• _What needs to be done_
Find every line of the listing below where "this" appears, and copy it.

• _Extracted data_
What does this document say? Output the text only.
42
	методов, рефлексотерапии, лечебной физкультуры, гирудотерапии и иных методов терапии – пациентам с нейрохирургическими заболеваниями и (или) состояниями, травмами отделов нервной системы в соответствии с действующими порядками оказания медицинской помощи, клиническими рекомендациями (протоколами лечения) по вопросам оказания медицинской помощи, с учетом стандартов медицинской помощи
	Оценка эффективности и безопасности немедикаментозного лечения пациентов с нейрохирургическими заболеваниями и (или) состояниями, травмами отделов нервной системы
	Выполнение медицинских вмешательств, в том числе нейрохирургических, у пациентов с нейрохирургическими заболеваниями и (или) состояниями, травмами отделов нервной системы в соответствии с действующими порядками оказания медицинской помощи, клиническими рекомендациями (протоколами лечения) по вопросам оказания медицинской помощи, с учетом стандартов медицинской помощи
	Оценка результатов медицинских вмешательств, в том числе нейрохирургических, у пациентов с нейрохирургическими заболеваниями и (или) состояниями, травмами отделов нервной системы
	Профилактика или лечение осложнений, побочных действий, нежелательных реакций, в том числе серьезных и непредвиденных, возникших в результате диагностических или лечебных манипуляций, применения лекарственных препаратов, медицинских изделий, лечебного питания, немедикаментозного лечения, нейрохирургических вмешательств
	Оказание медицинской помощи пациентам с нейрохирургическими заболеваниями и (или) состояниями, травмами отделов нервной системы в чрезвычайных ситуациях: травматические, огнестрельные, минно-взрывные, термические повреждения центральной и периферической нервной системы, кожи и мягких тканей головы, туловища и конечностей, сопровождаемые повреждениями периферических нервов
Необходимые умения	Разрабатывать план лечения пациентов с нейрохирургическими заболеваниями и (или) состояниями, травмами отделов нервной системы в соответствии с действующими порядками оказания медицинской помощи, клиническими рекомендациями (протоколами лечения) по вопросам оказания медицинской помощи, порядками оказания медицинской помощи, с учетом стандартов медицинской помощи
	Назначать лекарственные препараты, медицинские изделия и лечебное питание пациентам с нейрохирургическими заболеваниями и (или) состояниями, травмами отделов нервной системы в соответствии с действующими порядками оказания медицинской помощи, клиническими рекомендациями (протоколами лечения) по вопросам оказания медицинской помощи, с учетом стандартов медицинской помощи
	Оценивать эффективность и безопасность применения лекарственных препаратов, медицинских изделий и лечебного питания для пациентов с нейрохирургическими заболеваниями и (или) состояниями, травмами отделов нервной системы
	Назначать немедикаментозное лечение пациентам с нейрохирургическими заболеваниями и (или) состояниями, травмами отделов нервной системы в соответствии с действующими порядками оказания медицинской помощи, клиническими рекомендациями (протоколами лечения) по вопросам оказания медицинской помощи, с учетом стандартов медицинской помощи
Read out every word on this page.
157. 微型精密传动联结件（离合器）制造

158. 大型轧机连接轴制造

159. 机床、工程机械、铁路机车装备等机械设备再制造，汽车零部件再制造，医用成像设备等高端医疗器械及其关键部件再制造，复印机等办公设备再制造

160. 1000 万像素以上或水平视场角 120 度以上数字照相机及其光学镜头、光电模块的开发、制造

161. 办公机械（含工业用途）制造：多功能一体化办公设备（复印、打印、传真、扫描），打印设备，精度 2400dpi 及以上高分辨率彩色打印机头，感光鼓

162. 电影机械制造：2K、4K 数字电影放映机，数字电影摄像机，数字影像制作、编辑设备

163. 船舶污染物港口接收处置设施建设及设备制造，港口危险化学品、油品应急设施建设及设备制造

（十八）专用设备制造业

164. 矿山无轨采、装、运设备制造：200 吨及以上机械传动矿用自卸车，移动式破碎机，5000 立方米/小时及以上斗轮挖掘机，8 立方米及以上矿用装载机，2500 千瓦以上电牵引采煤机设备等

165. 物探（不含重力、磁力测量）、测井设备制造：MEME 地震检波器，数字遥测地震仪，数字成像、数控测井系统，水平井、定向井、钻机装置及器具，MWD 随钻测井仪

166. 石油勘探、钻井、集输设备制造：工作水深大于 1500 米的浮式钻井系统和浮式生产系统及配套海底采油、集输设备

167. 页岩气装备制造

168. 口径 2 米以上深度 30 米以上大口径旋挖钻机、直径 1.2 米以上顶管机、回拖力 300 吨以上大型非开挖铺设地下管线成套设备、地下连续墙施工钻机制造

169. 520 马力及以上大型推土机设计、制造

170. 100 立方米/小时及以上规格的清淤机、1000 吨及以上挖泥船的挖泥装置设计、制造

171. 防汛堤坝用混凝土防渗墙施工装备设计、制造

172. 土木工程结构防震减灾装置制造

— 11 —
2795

• _Result below_
What does this document say? Output the text only.
Read out every word on this page.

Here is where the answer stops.